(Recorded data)
§ §

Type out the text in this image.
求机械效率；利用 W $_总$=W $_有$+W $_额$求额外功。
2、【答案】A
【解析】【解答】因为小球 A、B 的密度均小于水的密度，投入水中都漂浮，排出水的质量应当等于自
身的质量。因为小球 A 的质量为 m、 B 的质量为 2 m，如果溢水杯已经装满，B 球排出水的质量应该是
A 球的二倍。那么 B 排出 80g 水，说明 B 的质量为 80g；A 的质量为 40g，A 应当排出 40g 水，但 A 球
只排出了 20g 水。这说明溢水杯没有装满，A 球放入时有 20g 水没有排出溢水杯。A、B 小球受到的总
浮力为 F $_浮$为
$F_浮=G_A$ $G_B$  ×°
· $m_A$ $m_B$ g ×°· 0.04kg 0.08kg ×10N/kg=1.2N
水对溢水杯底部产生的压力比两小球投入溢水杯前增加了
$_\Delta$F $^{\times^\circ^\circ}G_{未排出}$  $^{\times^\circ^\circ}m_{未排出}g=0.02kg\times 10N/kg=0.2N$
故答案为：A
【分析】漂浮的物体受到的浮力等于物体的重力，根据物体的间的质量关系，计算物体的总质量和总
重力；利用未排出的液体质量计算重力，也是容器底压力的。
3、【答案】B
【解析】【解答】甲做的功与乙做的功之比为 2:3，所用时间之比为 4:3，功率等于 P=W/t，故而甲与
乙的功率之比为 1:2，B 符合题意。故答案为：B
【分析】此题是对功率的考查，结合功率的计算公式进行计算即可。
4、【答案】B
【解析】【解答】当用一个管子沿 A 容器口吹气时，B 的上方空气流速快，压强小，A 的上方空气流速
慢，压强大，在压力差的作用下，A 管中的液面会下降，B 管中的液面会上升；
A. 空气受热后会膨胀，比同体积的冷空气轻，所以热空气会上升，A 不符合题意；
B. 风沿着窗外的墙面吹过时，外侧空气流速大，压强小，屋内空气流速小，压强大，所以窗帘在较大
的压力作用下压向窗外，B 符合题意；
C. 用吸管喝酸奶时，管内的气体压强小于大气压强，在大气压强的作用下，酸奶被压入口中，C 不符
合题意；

§ §

Each line of the material must be restated exactly.

## Result of this exercise
Type out the text in this image.
求机械效率；利用 W $_总$=W $_有$+W $_额$求额外功。
2、【答案】A
【解析】【解答】因为小球 A、B 的密度均小于水的密度，投入水中都漂浮，排出水的质量应当等于自
身的质量。因为小球 A 的质量为 m、 B 的质量为 2 m，如果溢水杯已经装满，B 球排出水的质量应该是
A 球的二倍。那么 B 排出 80g 水，说明 B 的质量为 80g；A 的质量为 40g，A 应当排出 40g 水，但 A 球
只排出了 20g 水。这说明溢水杯没有装满，A 球放入时有 20g 水没有排出溢水杯。A、B 小球受到的总
浮力为 F $_浮$为
$F_浮=G_A$ $G_B$  ×°
· $m_A$ $m_B$ g ×°· 0.04kg 0.08kg ×10N/kg=1.2N
水对溢水杯底部产生的压力比两小球投入溢水杯前增加了
$_\Delta$F $^{\times^\circ^\circ}G_{未排出}$  $^{\times^\circ^\circ}m_{未排出}g=0.02kg\times 10N/kg=0.2N$
故答案为：A
【分析】漂浮的物体受到的浮力等于物体的重力，根据物体的间的质量关系，计算物体的总质量和总
重力；利用未排出的液体质量计算重力，也是容器底压力的。
3、【答案】B
【解析】【解答】甲做的功与乙做的功之比为 2:3，所用时间之比为 4:3，功率等于 P=W/t，故而甲与
乙的功率之比为 1:2，B 符合题意。故答案为：B
【分析】此题是对功率的考查，结合功率的计算公式进行计算即可。
4、【答案】B
【解析】【解答】当用一个管子沿 A 容器口吹气时，B 的上方空气流速快，压强小，A 的上方空气流速
慢，压强大，在压力差的作用下，A 管中的液面会下降，B 管中的液面会上升；
A. 空气受热后会膨胀，比同体积的冷空气轻，所以热空气会上升，A 不符合题意；
B. 风沿着窗外的墙面吹过时，外侧空气流速大，压强小，屋内空气流速小，压强大，所以窗帘在较大
的压力作用下压向窗外，B 符合题意；
C. 用吸管喝酸奶时，管内的气体压强小于大气压强，在大气压强的作用下，酸奶被压入口中，C 不符
合题意；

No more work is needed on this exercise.